Your instructions: Copy out all lines that carry the word "personality".

====

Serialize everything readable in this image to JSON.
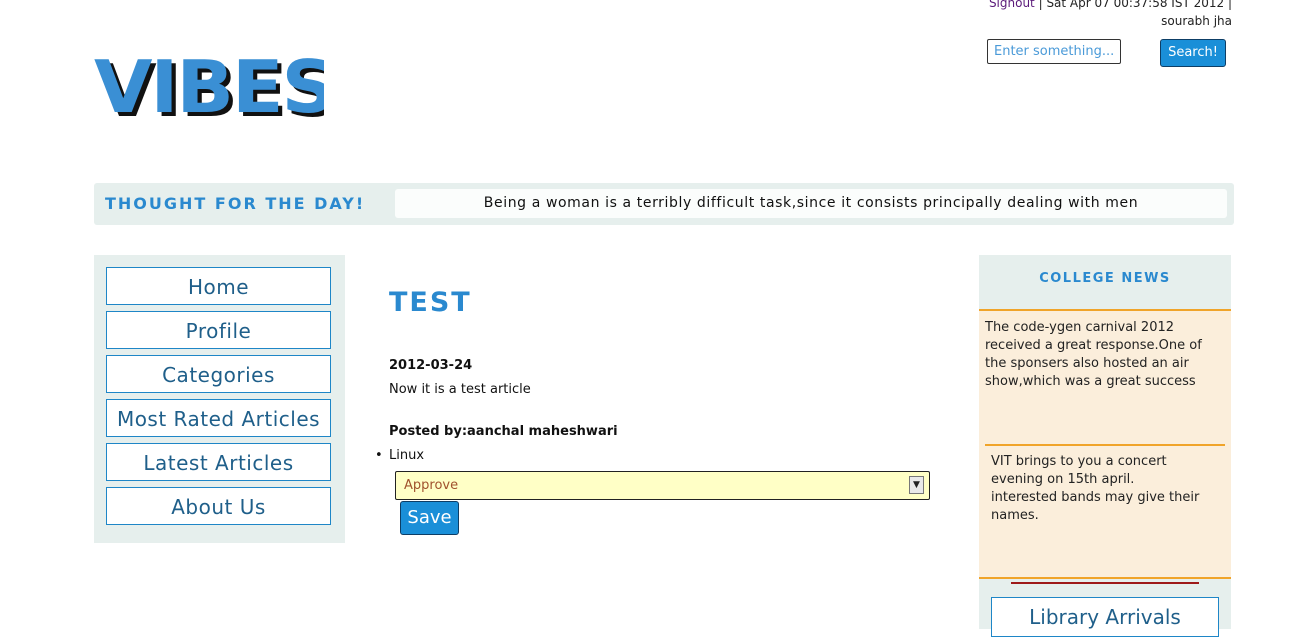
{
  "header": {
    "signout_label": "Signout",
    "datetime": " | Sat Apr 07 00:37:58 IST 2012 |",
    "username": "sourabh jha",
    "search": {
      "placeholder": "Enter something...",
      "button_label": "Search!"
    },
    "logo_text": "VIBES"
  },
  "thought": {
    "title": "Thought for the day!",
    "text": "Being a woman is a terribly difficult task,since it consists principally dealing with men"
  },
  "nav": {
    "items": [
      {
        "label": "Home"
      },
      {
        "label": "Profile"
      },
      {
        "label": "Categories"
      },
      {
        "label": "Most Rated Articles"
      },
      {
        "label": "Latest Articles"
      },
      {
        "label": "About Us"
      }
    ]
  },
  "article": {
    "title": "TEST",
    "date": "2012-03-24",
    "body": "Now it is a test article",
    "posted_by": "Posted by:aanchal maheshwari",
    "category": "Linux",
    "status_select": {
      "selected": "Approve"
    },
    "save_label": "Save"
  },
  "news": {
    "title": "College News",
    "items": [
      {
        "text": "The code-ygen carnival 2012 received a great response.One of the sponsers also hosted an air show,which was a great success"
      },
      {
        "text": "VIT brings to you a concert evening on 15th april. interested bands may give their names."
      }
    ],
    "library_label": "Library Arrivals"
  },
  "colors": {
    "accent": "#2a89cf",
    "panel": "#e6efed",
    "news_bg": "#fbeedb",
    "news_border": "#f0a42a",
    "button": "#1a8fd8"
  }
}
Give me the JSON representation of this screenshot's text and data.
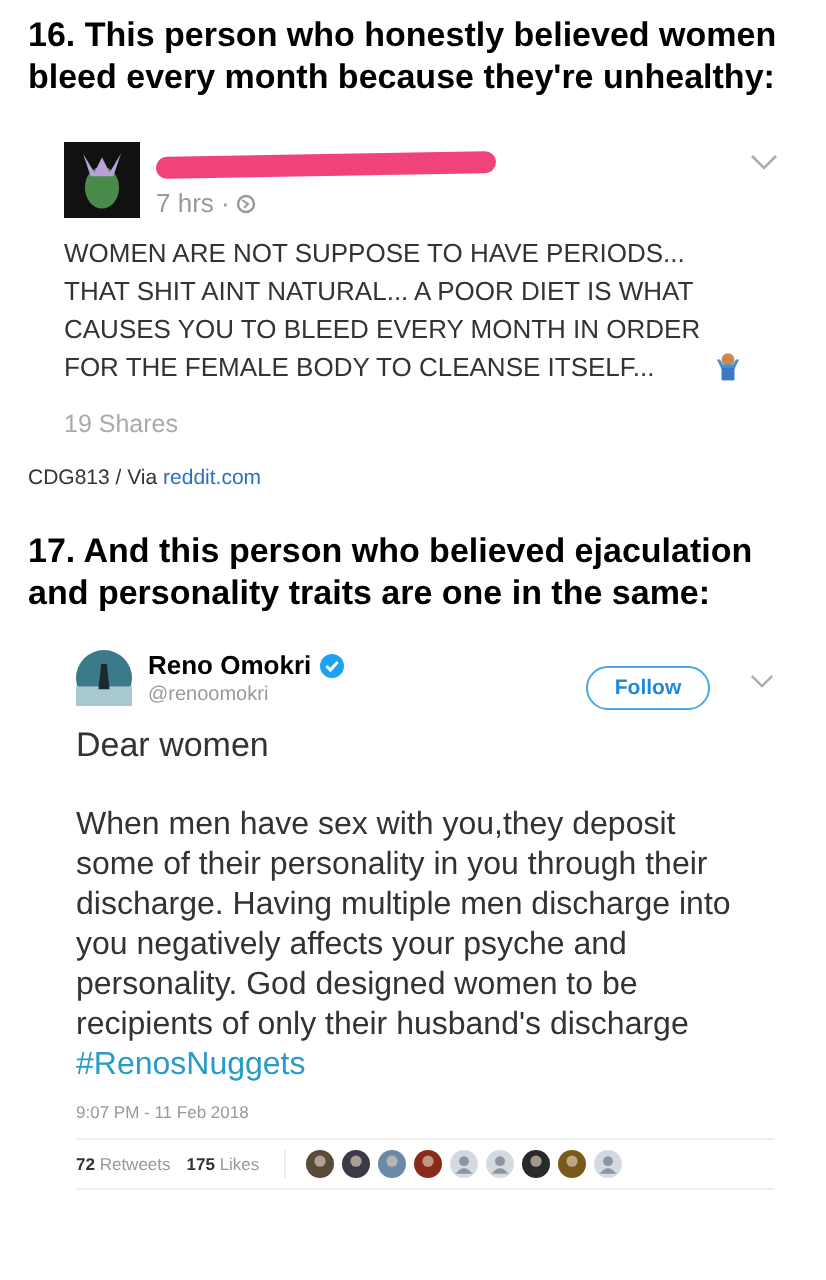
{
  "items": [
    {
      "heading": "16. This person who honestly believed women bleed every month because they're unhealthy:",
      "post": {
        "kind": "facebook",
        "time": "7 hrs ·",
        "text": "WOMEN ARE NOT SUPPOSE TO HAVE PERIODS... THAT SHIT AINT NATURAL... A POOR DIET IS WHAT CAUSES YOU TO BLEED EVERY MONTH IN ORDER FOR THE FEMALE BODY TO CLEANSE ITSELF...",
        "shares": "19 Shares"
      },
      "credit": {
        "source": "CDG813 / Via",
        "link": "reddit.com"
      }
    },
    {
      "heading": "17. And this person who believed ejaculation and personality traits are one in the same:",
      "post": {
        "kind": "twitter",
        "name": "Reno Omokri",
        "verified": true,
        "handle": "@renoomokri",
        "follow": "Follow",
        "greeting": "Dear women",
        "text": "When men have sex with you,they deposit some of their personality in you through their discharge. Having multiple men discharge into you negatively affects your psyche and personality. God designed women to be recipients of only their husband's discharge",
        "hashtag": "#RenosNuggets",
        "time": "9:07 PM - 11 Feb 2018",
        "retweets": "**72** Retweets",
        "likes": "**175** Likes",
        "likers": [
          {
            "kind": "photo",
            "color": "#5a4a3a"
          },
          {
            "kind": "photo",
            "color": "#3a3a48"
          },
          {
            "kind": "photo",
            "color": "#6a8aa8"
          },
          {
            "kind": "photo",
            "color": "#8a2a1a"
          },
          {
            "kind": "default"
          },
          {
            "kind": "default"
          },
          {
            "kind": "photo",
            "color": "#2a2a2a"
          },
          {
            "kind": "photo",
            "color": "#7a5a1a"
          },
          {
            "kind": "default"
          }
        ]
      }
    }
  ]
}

====

Output for this task:
      "heading": "17. And this person who believed ejaculation and personality traits are one in the same:",
        "text": "When men have sex with you,they deposit some of their personality in you through their discharge. Having multiple men discharge into you negatively affects your psyche and personality. God designed women to be recipients of only their husband's discharge",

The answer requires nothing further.